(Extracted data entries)
▬▬▬
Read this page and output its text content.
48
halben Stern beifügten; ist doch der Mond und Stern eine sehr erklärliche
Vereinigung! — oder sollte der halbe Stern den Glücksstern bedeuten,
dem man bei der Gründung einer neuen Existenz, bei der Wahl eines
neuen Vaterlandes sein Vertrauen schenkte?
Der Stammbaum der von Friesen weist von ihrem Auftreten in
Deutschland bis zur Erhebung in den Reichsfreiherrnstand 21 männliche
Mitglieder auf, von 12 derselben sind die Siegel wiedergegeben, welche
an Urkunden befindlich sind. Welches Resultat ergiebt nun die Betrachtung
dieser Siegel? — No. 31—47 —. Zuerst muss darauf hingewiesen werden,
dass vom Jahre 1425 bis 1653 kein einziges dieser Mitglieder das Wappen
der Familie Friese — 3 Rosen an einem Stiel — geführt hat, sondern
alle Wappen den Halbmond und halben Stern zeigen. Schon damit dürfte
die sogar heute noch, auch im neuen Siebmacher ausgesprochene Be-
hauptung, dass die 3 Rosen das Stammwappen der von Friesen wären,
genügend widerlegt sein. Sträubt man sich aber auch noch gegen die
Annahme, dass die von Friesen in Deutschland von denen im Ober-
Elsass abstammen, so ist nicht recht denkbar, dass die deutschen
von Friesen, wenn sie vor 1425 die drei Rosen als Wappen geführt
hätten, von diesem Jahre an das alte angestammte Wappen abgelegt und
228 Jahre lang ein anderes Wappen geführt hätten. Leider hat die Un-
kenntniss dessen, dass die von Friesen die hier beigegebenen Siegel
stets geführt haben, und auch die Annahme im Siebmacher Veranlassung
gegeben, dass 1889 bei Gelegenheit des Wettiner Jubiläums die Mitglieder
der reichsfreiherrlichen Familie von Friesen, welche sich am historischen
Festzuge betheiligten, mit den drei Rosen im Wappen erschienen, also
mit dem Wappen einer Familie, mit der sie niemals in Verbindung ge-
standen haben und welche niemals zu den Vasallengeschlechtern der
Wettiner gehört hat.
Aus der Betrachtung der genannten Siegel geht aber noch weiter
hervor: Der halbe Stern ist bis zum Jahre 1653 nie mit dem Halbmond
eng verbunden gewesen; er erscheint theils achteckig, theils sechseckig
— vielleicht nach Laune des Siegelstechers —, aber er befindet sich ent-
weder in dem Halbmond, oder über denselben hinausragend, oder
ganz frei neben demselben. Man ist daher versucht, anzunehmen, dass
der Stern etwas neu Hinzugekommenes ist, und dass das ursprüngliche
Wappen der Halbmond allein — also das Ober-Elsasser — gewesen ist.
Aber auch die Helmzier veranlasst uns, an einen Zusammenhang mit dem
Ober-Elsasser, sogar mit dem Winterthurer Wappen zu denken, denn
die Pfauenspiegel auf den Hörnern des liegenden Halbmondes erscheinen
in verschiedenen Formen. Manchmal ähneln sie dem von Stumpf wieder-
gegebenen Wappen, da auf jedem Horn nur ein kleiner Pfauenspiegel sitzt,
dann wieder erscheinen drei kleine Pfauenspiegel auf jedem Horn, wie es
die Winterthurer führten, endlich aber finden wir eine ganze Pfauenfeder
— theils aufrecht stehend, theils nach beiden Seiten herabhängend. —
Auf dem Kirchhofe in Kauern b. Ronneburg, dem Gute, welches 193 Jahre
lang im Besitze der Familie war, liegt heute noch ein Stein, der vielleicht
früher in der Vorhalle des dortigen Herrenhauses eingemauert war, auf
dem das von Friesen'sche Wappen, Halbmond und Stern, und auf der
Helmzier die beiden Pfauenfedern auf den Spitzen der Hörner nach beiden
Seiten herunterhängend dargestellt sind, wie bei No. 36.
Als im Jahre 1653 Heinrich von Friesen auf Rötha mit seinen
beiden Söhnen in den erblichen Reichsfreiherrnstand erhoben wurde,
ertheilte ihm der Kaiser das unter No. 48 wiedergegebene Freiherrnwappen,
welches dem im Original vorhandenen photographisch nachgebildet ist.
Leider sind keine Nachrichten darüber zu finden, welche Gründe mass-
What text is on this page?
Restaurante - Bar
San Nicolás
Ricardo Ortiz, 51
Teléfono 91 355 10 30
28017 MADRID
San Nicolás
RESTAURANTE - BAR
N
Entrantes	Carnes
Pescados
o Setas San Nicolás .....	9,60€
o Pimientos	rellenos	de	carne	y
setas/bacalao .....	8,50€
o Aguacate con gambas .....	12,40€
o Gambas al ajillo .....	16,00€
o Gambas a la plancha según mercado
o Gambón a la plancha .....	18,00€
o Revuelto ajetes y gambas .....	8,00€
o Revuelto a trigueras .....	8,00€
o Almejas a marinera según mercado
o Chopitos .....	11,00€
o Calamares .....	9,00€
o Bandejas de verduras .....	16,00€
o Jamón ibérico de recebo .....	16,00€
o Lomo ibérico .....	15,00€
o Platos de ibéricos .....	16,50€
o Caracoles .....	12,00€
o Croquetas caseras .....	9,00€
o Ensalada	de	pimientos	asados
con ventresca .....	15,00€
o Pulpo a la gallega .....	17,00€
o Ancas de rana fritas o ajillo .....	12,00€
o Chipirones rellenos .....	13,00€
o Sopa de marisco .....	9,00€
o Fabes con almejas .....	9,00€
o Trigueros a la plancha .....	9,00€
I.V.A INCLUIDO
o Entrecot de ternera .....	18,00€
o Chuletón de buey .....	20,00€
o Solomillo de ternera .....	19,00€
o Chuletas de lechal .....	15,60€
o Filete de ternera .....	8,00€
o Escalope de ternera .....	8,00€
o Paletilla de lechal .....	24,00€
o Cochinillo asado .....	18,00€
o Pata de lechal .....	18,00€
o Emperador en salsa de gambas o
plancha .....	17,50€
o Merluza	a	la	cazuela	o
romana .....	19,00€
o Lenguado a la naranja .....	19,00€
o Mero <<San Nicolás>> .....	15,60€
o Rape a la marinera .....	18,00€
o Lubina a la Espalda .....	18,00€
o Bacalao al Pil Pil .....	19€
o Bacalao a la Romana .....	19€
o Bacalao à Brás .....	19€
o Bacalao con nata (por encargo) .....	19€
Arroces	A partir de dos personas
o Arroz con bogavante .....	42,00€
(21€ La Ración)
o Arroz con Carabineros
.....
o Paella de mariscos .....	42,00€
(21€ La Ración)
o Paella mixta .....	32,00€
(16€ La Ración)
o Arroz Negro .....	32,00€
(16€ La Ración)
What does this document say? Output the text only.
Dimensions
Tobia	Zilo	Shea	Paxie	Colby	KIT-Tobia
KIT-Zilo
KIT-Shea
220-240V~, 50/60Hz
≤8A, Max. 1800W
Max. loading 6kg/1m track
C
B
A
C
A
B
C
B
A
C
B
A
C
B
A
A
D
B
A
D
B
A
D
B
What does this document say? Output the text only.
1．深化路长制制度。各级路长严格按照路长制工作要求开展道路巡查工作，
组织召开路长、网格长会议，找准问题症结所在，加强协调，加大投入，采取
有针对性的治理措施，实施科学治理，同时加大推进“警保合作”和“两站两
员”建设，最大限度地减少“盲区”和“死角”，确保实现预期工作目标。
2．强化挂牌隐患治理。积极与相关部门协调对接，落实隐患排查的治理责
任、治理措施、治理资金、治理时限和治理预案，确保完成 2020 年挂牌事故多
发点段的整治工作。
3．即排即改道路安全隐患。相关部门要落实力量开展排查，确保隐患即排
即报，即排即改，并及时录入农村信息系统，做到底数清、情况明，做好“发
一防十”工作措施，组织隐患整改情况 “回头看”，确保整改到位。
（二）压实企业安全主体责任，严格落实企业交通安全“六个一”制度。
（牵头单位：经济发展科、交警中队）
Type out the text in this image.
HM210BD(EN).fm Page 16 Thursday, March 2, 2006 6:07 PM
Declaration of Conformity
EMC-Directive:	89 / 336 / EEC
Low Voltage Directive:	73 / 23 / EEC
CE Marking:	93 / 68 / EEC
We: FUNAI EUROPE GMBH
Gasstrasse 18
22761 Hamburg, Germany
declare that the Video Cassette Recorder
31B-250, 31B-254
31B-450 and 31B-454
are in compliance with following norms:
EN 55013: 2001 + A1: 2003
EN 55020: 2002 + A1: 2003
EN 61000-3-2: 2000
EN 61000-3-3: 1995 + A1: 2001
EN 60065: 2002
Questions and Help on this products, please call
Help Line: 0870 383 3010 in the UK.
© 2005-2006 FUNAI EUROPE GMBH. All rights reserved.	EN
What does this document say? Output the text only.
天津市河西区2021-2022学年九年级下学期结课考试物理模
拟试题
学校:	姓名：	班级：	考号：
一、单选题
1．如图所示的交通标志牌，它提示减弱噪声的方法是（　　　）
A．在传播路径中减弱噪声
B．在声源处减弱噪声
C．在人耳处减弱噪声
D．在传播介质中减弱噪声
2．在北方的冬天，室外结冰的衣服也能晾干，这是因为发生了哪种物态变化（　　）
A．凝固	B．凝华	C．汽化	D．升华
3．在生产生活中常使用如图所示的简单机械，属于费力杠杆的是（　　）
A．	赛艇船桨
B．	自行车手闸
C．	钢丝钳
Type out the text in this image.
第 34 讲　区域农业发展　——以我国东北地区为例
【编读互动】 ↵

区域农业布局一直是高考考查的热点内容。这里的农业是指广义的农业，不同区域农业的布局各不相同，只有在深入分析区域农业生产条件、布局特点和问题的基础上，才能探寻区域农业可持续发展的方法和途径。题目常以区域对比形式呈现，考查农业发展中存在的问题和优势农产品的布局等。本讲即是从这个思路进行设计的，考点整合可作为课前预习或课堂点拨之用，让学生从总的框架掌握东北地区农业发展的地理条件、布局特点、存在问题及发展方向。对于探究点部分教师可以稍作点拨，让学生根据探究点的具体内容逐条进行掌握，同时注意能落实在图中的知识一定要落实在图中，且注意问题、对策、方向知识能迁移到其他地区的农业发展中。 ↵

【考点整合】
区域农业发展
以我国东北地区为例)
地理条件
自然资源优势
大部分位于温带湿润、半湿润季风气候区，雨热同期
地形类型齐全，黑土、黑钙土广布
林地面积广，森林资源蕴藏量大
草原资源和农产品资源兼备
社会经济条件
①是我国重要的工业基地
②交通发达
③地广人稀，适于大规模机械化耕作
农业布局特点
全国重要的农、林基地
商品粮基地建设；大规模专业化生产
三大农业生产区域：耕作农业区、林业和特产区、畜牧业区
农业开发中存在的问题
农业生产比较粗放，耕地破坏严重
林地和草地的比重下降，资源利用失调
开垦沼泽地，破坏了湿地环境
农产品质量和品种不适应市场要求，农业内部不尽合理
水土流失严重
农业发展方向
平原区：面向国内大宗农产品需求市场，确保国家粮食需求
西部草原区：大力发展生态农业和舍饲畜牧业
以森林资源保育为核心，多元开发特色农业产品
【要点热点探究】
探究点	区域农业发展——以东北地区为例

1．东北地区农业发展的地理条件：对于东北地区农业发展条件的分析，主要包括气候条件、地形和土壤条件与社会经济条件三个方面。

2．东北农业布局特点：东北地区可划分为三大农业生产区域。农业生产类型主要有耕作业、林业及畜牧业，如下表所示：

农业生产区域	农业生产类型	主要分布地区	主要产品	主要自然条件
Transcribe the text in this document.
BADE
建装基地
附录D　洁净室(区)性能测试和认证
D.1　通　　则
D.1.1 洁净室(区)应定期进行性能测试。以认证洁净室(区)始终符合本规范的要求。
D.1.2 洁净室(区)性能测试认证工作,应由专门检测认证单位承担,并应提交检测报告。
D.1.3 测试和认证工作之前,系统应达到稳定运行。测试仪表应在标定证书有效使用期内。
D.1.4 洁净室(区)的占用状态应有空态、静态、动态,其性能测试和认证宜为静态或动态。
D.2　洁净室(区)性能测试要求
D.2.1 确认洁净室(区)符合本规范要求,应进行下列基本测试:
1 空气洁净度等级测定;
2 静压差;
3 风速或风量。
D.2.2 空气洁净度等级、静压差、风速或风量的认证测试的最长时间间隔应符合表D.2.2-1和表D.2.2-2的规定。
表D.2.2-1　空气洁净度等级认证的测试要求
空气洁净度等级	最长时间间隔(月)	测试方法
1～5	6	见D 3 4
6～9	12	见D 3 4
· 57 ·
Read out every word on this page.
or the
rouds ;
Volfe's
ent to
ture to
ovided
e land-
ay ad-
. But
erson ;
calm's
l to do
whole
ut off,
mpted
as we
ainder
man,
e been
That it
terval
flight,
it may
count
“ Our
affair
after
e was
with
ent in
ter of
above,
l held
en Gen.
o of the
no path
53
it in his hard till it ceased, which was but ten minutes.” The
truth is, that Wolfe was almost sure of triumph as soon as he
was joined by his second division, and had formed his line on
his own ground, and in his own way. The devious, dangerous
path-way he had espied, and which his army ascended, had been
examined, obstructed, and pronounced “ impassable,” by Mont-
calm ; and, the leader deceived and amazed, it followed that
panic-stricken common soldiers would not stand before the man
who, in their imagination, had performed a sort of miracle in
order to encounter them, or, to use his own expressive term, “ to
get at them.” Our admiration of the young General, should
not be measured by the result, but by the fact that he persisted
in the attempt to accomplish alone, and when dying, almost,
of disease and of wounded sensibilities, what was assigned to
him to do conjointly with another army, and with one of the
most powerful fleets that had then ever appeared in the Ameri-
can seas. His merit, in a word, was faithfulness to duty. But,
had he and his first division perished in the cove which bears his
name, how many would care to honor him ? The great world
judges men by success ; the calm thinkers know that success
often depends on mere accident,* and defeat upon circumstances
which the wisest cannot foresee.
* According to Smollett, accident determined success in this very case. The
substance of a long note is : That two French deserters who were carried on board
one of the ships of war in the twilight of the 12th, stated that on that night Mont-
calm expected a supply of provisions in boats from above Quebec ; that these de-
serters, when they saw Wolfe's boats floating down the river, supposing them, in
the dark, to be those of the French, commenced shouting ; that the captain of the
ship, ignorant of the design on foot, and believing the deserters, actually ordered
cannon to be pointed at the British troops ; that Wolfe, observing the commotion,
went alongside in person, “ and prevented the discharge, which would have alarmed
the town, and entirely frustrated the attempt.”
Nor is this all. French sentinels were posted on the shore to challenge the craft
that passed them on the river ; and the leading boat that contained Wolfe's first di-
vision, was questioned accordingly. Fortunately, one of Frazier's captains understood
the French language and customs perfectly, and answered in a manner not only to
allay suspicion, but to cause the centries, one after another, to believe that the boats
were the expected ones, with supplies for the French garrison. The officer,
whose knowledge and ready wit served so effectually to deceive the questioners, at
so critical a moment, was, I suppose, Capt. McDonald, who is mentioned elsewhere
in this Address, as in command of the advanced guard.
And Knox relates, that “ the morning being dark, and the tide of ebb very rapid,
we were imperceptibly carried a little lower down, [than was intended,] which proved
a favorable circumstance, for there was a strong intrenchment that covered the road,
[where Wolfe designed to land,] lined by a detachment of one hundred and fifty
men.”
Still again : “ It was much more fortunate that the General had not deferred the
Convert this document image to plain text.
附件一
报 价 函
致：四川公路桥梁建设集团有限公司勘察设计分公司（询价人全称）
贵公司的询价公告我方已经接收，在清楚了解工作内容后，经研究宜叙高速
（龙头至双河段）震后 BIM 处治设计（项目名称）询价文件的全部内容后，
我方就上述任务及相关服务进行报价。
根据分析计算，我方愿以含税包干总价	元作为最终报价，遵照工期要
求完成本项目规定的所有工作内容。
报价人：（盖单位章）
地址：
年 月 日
▬▬▬
▶ _INSTRUCTIONS TO FOLLOW_
Count every line of the material above that holds the string "haben", then state only the total.

▶ _CORRECT ANSWER_
2